• What you will do: Give the count of lines in the data that include the string "حرکت", with no added remarks.

• Data entries:
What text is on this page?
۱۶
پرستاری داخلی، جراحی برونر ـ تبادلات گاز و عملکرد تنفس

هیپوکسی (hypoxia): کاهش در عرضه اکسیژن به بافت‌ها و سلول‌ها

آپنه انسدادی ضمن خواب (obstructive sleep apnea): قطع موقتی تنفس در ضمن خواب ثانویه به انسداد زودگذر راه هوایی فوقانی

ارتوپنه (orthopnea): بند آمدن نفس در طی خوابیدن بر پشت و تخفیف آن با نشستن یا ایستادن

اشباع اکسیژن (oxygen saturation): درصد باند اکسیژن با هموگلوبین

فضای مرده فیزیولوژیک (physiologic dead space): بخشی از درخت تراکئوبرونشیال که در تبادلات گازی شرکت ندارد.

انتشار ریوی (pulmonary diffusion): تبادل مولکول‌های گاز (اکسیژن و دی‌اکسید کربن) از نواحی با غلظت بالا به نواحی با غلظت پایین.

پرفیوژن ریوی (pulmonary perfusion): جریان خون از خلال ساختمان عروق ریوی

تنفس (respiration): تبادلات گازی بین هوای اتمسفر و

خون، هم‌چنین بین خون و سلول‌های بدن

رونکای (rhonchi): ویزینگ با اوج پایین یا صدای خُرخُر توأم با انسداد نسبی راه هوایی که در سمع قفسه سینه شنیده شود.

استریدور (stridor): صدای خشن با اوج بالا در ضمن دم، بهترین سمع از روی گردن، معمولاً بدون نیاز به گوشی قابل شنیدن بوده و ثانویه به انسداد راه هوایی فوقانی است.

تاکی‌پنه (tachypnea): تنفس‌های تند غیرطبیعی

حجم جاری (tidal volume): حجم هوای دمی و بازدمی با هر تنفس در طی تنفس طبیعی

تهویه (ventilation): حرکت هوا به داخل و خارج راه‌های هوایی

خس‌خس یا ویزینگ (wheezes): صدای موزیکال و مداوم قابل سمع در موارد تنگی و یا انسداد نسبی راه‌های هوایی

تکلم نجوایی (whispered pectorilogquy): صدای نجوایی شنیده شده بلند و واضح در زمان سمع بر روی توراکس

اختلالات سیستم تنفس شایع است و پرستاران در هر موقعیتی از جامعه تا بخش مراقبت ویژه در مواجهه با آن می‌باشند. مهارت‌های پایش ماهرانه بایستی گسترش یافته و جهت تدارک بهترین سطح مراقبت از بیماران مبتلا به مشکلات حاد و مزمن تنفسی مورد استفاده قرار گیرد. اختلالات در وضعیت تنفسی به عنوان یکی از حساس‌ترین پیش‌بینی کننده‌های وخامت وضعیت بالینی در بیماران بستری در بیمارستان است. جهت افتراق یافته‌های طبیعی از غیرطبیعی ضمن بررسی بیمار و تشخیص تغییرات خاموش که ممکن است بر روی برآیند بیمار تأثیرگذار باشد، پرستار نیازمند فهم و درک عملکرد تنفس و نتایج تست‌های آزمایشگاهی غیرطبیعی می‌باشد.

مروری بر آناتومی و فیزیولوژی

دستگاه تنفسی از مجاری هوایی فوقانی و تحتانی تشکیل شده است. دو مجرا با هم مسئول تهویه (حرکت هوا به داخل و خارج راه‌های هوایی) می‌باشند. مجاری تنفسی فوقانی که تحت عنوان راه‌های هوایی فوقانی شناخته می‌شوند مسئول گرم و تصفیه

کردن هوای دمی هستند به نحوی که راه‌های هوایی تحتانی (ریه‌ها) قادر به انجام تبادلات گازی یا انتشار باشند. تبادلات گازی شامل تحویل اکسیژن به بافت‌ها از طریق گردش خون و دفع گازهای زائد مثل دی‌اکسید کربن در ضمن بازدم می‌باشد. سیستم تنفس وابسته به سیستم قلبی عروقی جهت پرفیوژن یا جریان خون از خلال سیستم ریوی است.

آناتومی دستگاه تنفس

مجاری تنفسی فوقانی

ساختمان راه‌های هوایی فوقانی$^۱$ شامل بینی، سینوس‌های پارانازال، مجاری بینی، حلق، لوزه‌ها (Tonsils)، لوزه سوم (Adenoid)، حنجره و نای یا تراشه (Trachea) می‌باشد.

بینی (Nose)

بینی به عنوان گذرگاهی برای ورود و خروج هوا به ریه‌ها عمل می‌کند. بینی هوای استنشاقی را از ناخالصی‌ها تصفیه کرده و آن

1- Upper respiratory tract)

==

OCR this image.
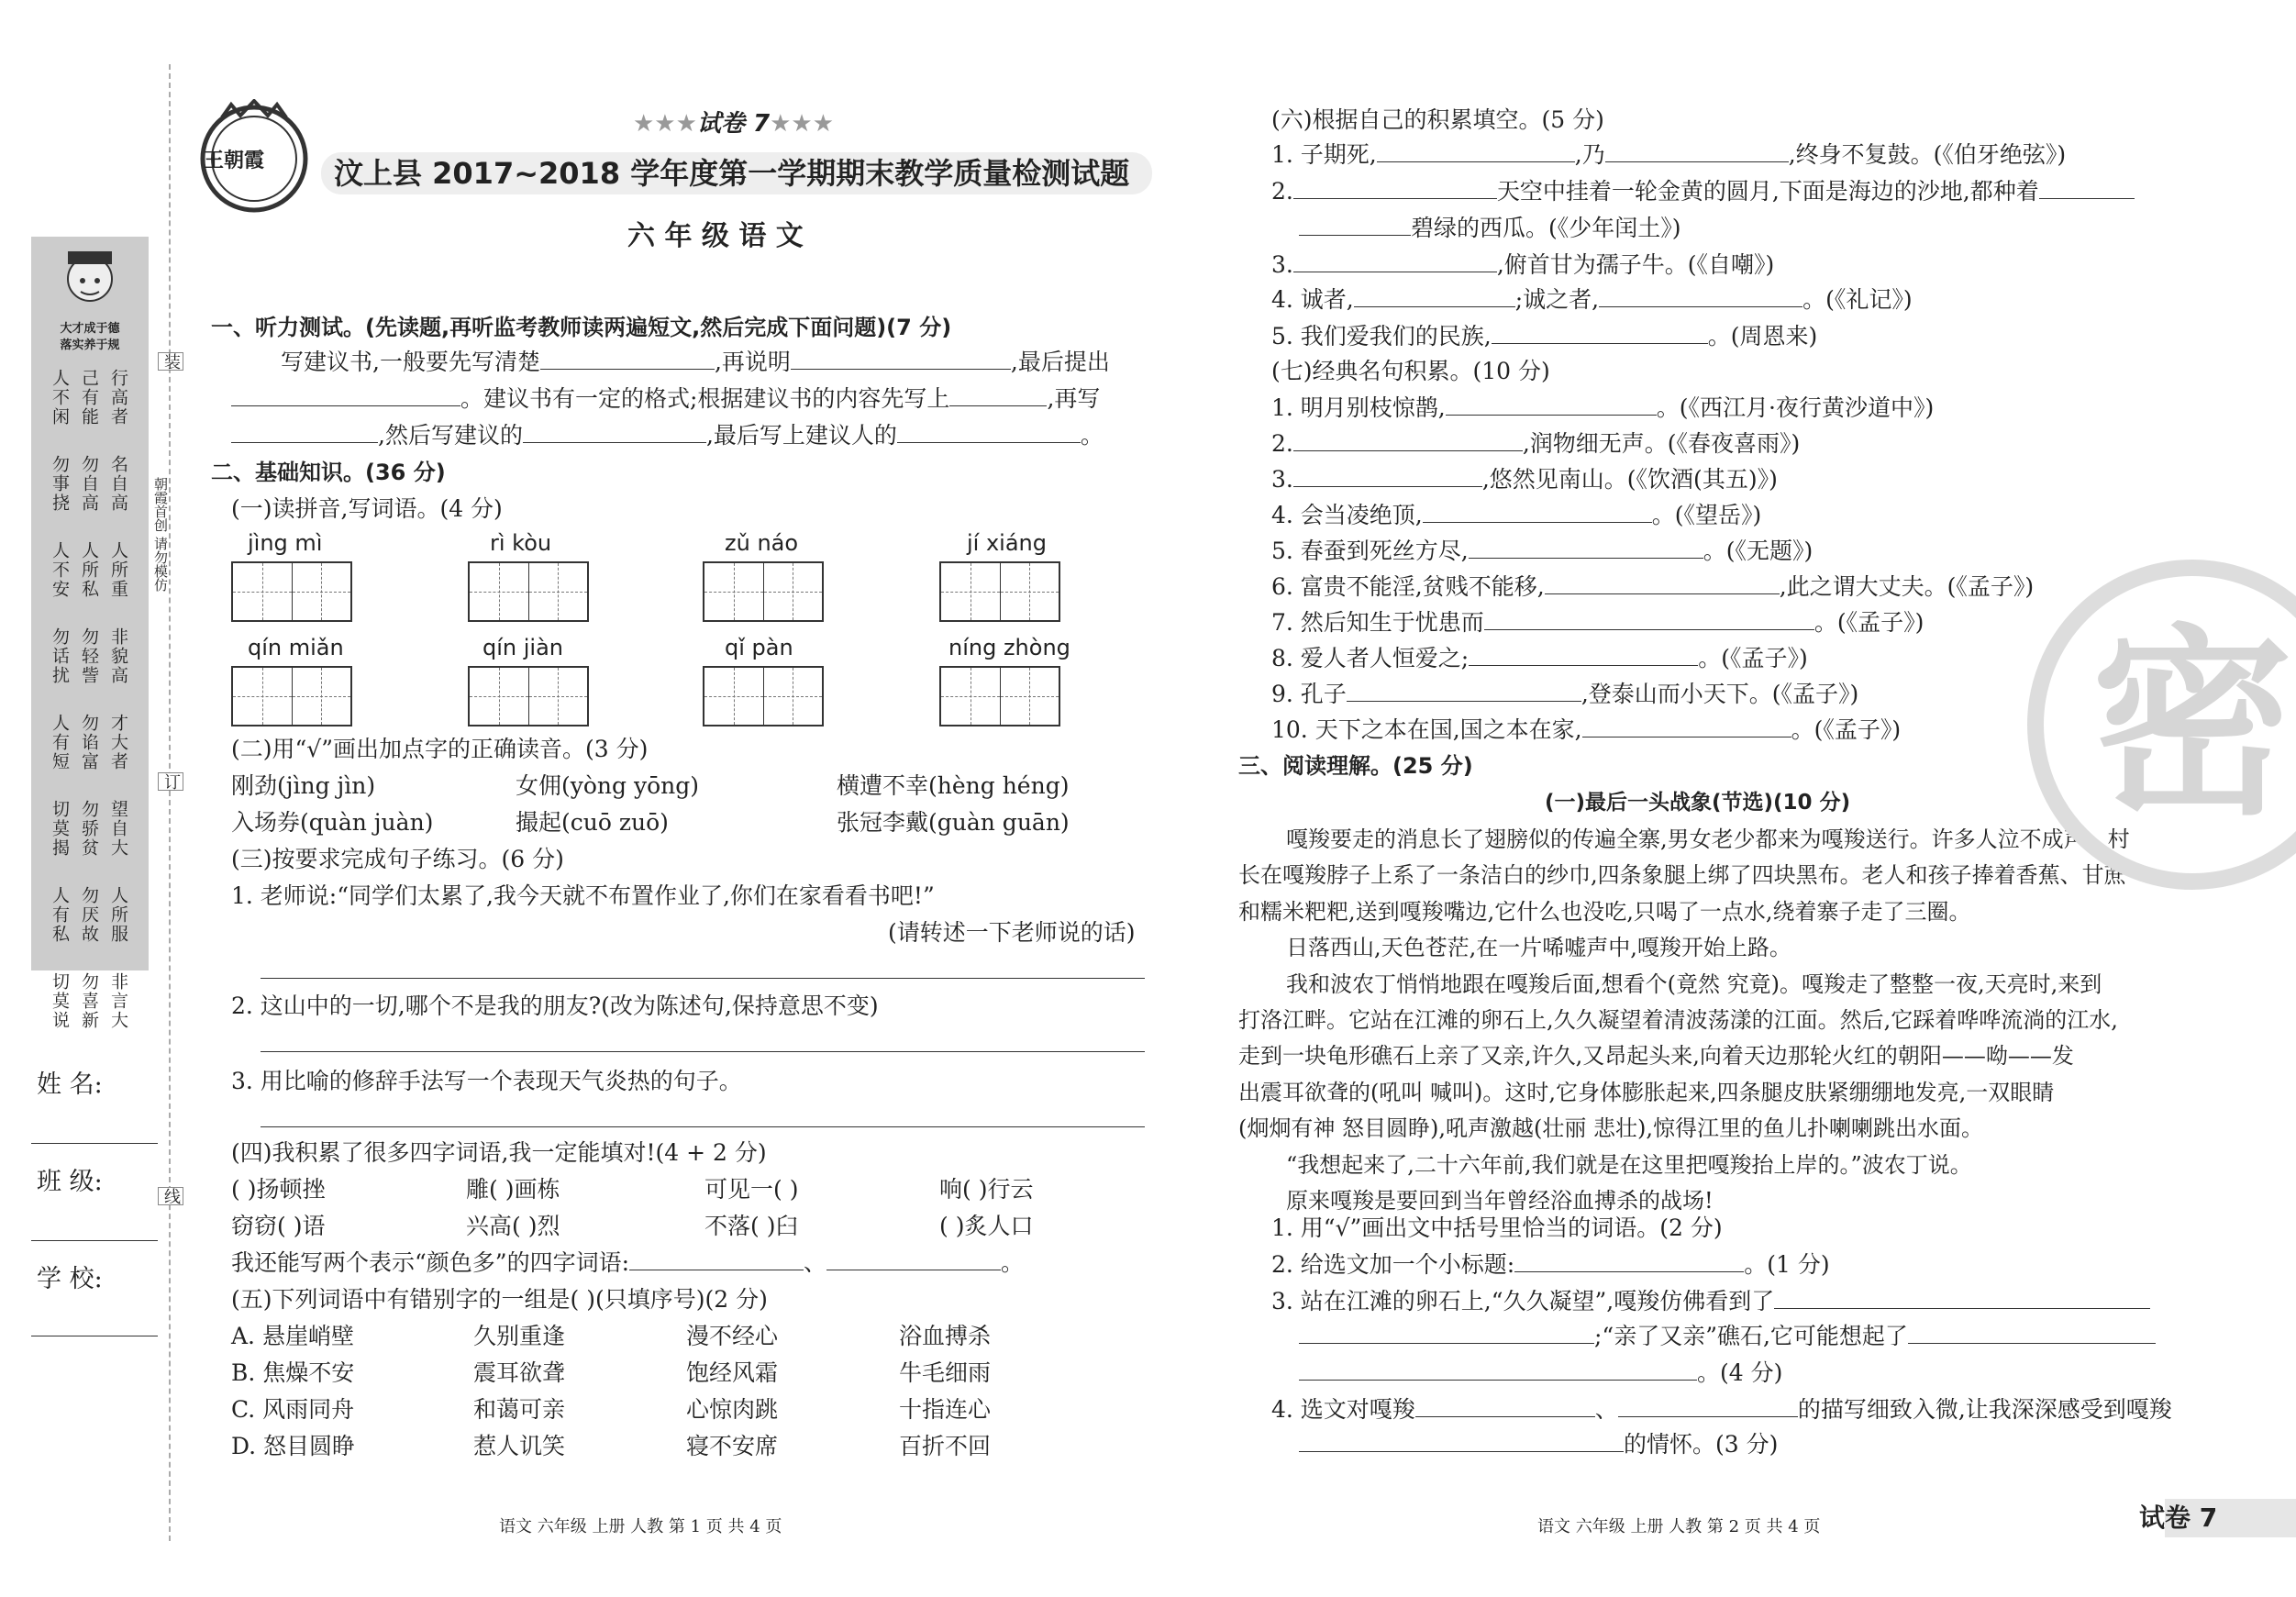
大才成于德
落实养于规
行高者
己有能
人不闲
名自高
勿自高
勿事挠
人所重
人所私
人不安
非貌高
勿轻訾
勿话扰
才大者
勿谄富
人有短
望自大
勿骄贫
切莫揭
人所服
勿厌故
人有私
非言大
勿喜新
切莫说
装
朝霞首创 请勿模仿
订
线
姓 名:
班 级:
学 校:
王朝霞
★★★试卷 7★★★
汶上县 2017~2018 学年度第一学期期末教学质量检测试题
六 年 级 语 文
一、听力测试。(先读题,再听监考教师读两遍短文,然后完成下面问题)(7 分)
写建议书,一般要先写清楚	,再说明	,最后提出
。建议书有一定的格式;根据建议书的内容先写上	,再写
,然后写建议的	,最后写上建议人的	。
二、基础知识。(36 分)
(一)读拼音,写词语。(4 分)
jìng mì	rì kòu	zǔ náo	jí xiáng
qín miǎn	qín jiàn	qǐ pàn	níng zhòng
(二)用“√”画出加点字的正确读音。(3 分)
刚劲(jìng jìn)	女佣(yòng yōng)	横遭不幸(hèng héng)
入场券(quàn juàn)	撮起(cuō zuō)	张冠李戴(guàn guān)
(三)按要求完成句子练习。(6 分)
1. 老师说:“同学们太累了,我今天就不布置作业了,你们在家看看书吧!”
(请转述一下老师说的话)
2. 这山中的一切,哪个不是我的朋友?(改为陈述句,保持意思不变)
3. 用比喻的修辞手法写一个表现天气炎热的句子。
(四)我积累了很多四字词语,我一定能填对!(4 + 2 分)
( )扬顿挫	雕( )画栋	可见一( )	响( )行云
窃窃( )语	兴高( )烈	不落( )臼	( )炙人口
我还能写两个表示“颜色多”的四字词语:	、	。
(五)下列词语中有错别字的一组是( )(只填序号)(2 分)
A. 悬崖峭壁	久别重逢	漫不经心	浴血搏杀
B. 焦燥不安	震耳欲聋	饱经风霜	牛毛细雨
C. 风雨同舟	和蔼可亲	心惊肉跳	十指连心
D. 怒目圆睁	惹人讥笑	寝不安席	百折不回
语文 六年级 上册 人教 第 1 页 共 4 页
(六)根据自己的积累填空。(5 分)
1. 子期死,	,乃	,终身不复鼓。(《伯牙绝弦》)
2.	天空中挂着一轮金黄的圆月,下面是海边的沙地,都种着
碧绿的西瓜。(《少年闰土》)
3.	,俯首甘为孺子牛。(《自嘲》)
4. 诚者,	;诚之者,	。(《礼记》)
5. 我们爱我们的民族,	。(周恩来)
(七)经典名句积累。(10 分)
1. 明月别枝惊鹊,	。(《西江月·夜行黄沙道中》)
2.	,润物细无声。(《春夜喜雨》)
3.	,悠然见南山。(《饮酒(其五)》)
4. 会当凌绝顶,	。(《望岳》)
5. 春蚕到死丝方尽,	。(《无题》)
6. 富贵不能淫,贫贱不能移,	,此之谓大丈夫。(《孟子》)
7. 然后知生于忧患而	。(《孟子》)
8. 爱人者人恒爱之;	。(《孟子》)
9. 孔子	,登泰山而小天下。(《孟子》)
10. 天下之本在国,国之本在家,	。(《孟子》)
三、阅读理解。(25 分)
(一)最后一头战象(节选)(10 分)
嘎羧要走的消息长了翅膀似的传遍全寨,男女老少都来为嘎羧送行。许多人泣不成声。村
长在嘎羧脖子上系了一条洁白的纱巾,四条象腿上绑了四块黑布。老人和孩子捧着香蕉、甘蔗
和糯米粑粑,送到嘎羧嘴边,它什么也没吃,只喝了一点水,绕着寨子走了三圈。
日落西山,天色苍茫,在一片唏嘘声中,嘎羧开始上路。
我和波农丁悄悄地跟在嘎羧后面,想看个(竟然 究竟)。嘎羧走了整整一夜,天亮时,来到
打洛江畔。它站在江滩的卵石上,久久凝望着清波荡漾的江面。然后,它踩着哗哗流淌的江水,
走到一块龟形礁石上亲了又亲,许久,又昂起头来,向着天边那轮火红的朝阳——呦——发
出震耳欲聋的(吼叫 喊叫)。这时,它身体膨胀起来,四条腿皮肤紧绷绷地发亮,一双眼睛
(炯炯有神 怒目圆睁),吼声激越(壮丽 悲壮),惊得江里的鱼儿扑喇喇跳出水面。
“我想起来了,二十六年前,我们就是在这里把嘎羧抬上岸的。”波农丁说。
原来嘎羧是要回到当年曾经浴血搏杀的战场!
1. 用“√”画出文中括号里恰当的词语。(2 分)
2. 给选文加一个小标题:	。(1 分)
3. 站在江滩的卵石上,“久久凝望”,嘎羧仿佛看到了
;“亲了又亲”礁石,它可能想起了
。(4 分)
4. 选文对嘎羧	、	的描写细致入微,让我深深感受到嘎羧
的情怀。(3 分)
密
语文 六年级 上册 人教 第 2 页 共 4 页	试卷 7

• Expected answer: 2